Find every line of the listing below where "width" appears, and copy it.

━━━━━ Material to process

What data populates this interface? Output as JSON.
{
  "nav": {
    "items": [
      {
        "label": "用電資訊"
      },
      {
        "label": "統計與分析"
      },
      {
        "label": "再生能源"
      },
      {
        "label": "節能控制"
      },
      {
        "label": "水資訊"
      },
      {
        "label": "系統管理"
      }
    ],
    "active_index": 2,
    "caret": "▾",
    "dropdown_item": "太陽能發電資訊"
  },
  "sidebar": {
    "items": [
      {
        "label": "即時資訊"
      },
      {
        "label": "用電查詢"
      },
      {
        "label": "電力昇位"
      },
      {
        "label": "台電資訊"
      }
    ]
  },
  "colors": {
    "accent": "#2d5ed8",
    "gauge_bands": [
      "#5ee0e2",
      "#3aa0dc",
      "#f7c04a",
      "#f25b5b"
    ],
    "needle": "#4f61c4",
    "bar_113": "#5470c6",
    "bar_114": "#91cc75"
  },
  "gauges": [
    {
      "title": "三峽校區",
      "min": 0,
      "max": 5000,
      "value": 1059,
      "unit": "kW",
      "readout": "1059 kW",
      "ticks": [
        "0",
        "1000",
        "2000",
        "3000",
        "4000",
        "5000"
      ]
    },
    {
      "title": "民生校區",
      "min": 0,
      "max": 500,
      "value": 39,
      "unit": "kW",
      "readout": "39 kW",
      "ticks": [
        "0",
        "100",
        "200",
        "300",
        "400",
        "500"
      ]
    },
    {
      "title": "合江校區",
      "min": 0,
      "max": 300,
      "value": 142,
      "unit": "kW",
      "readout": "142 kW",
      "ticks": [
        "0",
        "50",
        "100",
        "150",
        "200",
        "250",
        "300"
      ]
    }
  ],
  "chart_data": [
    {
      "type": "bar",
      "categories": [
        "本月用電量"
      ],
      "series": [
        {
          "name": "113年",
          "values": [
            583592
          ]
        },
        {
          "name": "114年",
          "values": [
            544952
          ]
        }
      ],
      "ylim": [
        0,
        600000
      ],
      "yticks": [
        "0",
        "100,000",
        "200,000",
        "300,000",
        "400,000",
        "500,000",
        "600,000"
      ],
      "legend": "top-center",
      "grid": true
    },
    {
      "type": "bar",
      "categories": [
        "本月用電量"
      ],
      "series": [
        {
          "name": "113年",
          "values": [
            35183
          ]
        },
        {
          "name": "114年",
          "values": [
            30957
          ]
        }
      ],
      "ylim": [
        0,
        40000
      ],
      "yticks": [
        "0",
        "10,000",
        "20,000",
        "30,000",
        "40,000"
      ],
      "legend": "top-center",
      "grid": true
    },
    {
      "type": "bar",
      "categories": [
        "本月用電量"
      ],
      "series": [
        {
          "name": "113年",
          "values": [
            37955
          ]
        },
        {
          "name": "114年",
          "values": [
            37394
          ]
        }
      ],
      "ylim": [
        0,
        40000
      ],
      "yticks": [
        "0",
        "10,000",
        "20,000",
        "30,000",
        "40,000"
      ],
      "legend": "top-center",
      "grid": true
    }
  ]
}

━━━━━━━━━━
━━━━━ Material to process

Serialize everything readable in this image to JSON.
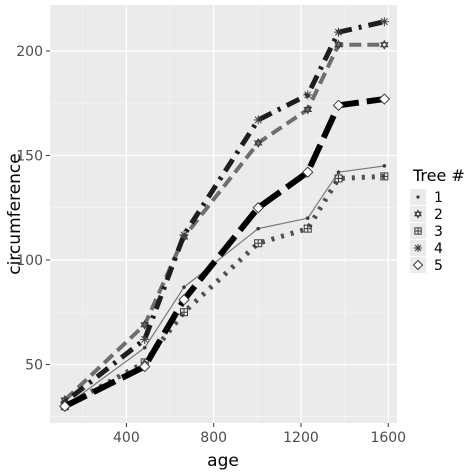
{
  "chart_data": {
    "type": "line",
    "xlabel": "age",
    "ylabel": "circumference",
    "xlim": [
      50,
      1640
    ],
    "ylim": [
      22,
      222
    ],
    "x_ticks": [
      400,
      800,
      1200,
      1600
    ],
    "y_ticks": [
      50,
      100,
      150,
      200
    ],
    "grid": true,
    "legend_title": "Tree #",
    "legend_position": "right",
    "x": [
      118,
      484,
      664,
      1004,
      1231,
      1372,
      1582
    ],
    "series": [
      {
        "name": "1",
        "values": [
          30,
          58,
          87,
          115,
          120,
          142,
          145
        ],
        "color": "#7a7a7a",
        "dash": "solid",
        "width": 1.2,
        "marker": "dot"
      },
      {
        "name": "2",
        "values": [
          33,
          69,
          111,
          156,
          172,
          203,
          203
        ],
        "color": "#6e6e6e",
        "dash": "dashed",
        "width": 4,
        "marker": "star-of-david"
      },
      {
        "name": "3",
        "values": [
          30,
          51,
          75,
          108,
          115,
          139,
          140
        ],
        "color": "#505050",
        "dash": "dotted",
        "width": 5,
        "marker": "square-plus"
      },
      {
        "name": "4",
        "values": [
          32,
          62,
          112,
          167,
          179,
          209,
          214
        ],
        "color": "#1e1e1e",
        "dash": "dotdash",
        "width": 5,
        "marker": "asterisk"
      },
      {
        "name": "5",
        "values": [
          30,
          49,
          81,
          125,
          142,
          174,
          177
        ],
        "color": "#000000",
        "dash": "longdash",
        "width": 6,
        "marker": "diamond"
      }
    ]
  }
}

━━━━━━━━━━
━━━━━ Material to process

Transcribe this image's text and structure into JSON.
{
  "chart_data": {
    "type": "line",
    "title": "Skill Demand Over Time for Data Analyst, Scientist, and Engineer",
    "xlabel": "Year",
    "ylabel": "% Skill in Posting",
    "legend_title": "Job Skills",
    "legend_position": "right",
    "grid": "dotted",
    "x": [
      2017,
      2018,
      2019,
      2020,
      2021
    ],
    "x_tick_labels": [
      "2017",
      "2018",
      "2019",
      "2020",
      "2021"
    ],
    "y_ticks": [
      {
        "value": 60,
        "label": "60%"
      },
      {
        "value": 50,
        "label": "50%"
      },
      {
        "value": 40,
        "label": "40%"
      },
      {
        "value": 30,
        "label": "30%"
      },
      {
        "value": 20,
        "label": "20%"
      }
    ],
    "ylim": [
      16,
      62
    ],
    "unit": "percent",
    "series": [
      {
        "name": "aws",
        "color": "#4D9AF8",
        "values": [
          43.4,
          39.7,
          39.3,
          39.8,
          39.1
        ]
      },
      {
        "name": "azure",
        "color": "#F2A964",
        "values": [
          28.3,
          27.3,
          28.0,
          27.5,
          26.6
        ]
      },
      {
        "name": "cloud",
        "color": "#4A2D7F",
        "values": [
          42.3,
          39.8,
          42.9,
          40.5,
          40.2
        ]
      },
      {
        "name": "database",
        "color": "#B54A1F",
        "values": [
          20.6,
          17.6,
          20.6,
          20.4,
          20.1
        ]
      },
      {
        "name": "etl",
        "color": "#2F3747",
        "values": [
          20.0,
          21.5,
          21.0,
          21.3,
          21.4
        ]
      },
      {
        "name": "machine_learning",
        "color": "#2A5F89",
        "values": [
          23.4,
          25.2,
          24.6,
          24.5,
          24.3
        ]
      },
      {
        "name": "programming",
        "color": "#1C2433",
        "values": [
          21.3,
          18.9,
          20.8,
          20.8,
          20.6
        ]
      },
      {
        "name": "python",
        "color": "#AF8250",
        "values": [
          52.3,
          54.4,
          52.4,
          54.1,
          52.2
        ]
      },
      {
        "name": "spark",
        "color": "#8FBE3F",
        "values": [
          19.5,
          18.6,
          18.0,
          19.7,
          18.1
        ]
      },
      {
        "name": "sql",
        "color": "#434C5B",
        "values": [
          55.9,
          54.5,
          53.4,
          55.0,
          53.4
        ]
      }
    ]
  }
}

━━━━━━━━━━

#### Task answer
        "width": 1.2,
        "width": 4,
        "width": 5,
        "width": 5,
        "width": 6,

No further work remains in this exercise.